Stated problem: Return every line of the material exactly.

Provided material:
__________________________________________________
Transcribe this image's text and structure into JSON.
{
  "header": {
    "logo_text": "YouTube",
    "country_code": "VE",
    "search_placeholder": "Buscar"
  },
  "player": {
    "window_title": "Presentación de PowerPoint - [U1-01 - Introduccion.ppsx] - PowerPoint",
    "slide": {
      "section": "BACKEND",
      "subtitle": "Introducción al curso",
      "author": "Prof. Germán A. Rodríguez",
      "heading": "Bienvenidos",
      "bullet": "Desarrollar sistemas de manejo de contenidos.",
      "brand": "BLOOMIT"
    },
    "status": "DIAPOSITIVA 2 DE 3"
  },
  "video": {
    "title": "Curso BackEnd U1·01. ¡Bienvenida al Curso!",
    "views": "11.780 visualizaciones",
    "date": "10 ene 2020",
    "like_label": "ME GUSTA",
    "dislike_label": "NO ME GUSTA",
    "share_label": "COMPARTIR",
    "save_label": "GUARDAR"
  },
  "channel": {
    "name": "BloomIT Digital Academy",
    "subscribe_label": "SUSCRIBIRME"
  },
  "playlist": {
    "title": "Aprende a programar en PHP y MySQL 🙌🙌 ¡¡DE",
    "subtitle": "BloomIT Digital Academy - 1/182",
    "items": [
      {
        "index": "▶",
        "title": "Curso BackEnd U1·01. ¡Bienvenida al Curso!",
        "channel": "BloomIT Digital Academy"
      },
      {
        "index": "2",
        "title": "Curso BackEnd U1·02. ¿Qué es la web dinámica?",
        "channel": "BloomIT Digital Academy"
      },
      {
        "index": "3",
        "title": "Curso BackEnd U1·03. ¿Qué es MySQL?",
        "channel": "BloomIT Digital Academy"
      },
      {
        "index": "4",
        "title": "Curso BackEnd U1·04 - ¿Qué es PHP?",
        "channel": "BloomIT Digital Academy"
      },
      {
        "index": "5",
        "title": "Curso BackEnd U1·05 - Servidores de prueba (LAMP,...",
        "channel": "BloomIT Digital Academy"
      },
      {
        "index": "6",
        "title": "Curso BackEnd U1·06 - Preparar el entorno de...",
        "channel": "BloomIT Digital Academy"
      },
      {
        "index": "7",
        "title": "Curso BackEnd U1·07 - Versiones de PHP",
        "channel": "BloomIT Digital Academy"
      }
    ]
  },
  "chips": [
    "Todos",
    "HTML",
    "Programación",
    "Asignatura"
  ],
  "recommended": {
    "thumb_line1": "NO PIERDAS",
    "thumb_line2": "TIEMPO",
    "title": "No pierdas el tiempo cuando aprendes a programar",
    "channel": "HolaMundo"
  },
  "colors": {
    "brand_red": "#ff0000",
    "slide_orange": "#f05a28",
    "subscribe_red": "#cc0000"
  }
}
__________________________________________________
Solution to this task:
Transcribe this image's text and structure into JSON.
{
  "header": {
    "logo_text": "YouTube",
    "country_code": "VE",
    "search_placeholder": "Buscar"
  },
  "player": {
    "window_title": "Presentación de PowerPoint - [U1-01 - Introduccion.ppsx] - PowerPoint",
    "slide": {
      "section": "BACKEND",
      "subtitle": "Introducción al curso",
      "author": "Prof. Germán A. Rodríguez",
      "heading": "Bienvenidos",
      "bullet": "Desarrollar sistemas de manejo de contenidos.",
      "brand": "BLOOMIT"
    },
    "status": "DIAPOSITIVA 2 DE 3"
  },
  "video": {
    "title": "Curso BackEnd U1·01. ¡Bienvenida al Curso!",
    "views": "11.780 visualizaciones",
    "date": "10 ene 2020",
    "like_label": "ME GUSTA",
    "dislike_label": "NO ME GUSTA",
    "share_label": "COMPARTIR",
    "save_label": "GUARDAR"
  },
  "channel": {
    "name": "BloomIT Digital Academy",
    "subscribe_label": "SUSCRIBIRME"
  },
  "playlist": {
    "title": "Aprende a programar en PHP y MySQL 🙌🙌 ¡¡DE",
    "subtitle": "BloomIT Digital Academy - 1/182",
    "items": [
      {
        "index": "▶",
        "title": "Curso BackEnd U1·01. ¡Bienvenida al Curso!",
        "channel": "BloomIT Digital Academy"
      },
      {
        "index": "2",
        "title": "Curso BackEnd U1·02. ¿Qué es la web dinámica?",
        "channel": "BloomIT Digital Academy"
      },
      {
        "index": "3",
        "title": "Curso BackEnd U1·03. ¿Qué es MySQL?",
        "channel": "BloomIT Digital Academy"
      },
      {
        "index": "4",
        "title": "Curso BackEnd U1·04 - ¿Qué es PHP?",
        "channel": "BloomIT Digital Academy"
      },
      {
        "index": "5",
        "title": "Curso BackEnd U1·05 - Servidores de prueba (LAMP,...",
        "channel": "BloomIT Digital Academy"
      },
      {
        "index": "6",
        "title": "Curso BackEnd U1·06 - Preparar el entorno de...",
        "channel": "BloomIT Digital Academy"
      },
      {
        "index": "7",
        "title": "Curso BackEnd U1·07 - Versiones de PHP",
        "channel": "BloomIT Digital Academy"
      }
    ]
  },
  "chips": [
    "Todos",
    "HTML",
    "Programación",
    "Asignatura"
  ],
  "recommended": {
    "thumb_line1": "NO PIERDAS",
    "thumb_line2": "TIEMPO",
    "title": "No pierdas el tiempo cuando aprendes a programar",
    "channel": "HolaMundo"
  },
  "colors": {
    "brand_red": "#ff0000",
    "slide_orange": "#f05a28",
    "subscribe_red": "#cc0000"
  }
}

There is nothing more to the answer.